== Short problem ==
Below is a block of records. Copy every line in it that contains the word "친구들에게".

== Data provided ==
==========

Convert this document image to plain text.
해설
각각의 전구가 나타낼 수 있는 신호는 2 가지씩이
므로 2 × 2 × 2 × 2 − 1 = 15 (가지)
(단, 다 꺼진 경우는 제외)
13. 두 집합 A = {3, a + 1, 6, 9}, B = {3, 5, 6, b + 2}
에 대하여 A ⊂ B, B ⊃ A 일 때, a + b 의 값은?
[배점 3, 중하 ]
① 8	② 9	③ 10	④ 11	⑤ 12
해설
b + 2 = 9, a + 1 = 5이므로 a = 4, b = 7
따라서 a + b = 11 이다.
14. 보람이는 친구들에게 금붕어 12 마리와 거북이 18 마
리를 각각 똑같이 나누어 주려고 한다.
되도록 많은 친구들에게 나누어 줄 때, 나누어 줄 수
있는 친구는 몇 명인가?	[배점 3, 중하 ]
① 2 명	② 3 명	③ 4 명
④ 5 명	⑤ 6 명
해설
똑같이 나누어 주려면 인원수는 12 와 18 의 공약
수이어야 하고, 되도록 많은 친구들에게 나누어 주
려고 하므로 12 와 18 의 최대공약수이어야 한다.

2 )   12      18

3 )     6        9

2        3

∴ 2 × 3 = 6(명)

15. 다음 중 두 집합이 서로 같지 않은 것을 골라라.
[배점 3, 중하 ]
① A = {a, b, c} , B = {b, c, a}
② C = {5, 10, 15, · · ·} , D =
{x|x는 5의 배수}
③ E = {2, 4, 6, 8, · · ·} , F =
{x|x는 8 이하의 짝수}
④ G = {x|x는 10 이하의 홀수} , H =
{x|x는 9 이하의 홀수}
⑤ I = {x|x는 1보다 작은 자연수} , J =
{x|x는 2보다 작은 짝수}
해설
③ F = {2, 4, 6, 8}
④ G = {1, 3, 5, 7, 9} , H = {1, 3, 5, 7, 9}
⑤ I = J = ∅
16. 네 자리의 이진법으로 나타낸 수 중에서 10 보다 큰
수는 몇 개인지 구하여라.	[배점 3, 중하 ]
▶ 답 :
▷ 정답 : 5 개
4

==========

== Response ==
14. 보람이는 친구들에게 금붕어 12 마리와 거북이 18 마
되도록 많은 친구들에게 나누어 줄 때, 나누어 줄 수
수이어야 하고, 되도록 많은 친구들에게 나누어 주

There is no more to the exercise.